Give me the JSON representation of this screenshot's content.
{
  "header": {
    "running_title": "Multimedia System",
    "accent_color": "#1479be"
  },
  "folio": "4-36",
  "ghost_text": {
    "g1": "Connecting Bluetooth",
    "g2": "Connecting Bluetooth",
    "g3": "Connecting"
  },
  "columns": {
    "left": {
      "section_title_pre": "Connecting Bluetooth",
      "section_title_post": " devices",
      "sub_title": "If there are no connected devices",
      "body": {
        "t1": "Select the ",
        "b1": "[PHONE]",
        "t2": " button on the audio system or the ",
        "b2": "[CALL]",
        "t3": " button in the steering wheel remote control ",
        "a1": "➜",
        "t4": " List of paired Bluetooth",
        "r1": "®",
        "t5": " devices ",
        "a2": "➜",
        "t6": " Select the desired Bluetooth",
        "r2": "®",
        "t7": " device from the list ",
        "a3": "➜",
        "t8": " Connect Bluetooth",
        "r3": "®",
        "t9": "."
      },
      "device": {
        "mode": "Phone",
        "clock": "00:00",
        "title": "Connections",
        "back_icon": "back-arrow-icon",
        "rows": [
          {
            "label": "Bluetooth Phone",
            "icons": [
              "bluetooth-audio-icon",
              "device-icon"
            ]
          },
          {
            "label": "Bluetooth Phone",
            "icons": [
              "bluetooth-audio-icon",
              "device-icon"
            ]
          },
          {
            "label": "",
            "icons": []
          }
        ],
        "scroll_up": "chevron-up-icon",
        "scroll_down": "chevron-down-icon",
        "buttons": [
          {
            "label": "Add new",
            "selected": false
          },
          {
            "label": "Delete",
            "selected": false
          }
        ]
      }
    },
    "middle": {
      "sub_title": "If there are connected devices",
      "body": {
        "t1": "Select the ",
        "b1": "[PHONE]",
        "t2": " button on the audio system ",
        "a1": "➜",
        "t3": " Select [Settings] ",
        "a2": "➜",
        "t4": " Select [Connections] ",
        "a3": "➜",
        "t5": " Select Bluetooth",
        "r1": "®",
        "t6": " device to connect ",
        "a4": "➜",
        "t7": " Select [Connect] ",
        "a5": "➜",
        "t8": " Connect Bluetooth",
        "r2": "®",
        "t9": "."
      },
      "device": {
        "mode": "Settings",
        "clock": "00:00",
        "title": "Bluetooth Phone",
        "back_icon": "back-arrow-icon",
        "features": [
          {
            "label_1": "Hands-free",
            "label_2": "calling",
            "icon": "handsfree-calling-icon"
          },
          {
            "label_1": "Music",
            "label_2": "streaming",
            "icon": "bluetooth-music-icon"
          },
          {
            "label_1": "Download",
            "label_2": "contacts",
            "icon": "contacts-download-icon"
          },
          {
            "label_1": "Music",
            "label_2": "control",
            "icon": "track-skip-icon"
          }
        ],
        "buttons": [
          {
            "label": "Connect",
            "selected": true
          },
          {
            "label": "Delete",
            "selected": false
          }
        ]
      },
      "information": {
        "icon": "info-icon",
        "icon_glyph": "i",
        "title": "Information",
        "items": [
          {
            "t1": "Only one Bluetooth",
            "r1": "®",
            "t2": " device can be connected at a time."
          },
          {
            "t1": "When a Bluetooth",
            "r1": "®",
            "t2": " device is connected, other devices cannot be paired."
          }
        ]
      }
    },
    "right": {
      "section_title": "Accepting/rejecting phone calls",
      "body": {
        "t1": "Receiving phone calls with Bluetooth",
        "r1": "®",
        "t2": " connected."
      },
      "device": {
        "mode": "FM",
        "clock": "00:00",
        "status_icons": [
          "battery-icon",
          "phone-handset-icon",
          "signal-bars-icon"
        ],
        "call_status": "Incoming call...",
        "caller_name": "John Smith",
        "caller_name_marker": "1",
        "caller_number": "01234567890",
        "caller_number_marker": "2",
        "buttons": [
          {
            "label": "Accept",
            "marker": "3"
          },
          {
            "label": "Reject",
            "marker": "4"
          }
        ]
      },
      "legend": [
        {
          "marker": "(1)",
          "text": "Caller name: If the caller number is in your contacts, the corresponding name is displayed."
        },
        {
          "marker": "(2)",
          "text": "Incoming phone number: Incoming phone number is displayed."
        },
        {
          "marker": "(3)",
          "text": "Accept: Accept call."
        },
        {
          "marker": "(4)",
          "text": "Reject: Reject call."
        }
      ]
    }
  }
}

***

* _Your goal_
Transcribe the material above in its entirety. Match it exactly.

* _Answer for this exercise_
Give me the JSON representation of this screenshot's content.
{
  "header": {
    "running_title": "Multimedia System",
    "accent_color": "#1479be"
  },
  "folio": "4-36",
  "ghost_text": {
    "g1": "Connecting Bluetooth",
    "g2": "Connecting Bluetooth",
    "g3": "Connecting"
  },
  "columns": {
    "left": {
      "section_title_pre": "Connecting Bluetooth",
      "section_title_post": " devices",
      "sub_title": "If there are no connected devices",
      "body": {
        "t1": "Select the ",
        "b1": "[PHONE]",
        "t2": " button on the audio system or the ",
        "b2": "[CALL]",
        "t3": " button in the steering wheel remote control ",
        "a1": "➜",
        "t4": " List of paired Bluetooth",
        "r1": "®",
        "t5": " devices ",
        "a2": "➜",
        "t6": " Select the desired Bluetooth",
        "r2": "®",
        "t7": " device from the list ",
        "a3": "➜",
        "t8": " Connect Bluetooth",
        "r3": "®",
        "t9": "."
      },
      "device": {
        "mode": "Phone",
        "clock": "00:00",
        "title": "Connections",
        "back_icon": "back-arrow-icon",
        "rows": [
          {
            "label": "Bluetooth Phone",
            "icons": [
              "bluetooth-audio-icon",
              "device-icon"
            ]
          },
          {
            "label": "Bluetooth Phone",
            "icons": [
              "bluetooth-audio-icon",
              "device-icon"
            ]
          },
          {
            "label": "",
            "icons": []
          }
        ],
        "scroll_up": "chevron-up-icon",
        "scroll_down": "chevron-down-icon",
        "buttons": [
          {
            "label": "Add new",
            "selected": false
          },
          {
            "label": "Delete",
            "selected": false
          }
        ]
      }
    },
    "middle": {
      "sub_title": "If there are connected devices",
      "body": {
        "t1": "Select the ",
        "b1": "[PHONE]",
        "t2": " button on the audio system ",
        "a1": "➜",
        "t3": " Select [Settings] ",
        "a2": "➜",
        "t4": " Select [Connections] ",
        "a3": "➜",
        "t5": " Select Bluetooth",
        "r1": "®",
        "t6": " device to connect ",
        "a4": "➜",
        "t7": " Select [Connect] ",
        "a5": "➜",
        "t8": " Connect Bluetooth",
        "r2": "®",
        "t9": "."
      },
      "device": {
        "mode": "Settings",
        "clock": "00:00",
        "title": "Bluetooth Phone",
        "back_icon": "back-arrow-icon",
        "features": [
          {
            "label_1": "Hands-free",
            "label_2": "calling",
            "icon": "handsfree-calling-icon"
          },
          {
            "label_1": "Music",
            "label_2": "streaming",
            "icon": "bluetooth-music-icon"
          },
          {
            "label_1": "Download",
            "label_2": "contacts",
            "icon": "contacts-download-icon"
          },
          {
            "label_1": "Music",
            "label_2": "control",
            "icon": "track-skip-icon"
          }
        ],
        "buttons": [
          {
            "label": "Connect",
            "selected": true
          },
          {
            "label": "Delete",
            "selected": false
          }
        ]
      },
      "information": {
        "icon": "info-icon",
        "icon_glyph": "i",
        "title": "Information",
        "items": [
          {
            "t1": "Only one Bluetooth",
            "r1": "®",
            "t2": " device can be connected at a time."
          },
          {
            "t1": "When a Bluetooth",
            "r1": "®",
            "t2": " device is connected, other devices cannot be paired."
          }
        ]
      }
    },
    "right": {
      "section_title": "Accepting/rejecting phone calls",
      "body": {
        "t1": "Receiving phone calls with Bluetooth",
        "r1": "®",
        "t2": " connected."
      },
      "device": {
        "mode": "FM",
        "clock": "00:00",
        "status_icons": [
          "battery-icon",
          "phone-handset-icon",
          "signal-bars-icon"
        ],
        "call_status": "Incoming call...",
        "caller_name": "John Smith",
        "caller_name_marker": "1",
        "caller_number": "01234567890",
        "caller_number_marker": "2",
        "buttons": [
          {
            "label": "Accept",
            "marker": "3"
          },
          {
            "label": "Reject",
            "marker": "4"
          }
        ]
      },
      "legend": [
        {
          "marker": "(1)",
          "text": "Caller name: If the caller number is in your contacts, the corresponding name is displayed."
        },
        {
          "marker": "(2)",
          "text": "Incoming phone number: Incoming phone number is displayed."
        },
        {
          "marker": "(3)",
          "text": "Accept: Accept call."
        },
        {
          "marker": "(4)",
          "text": "Reject: Reject call."
        }
      ]
    }
  }
}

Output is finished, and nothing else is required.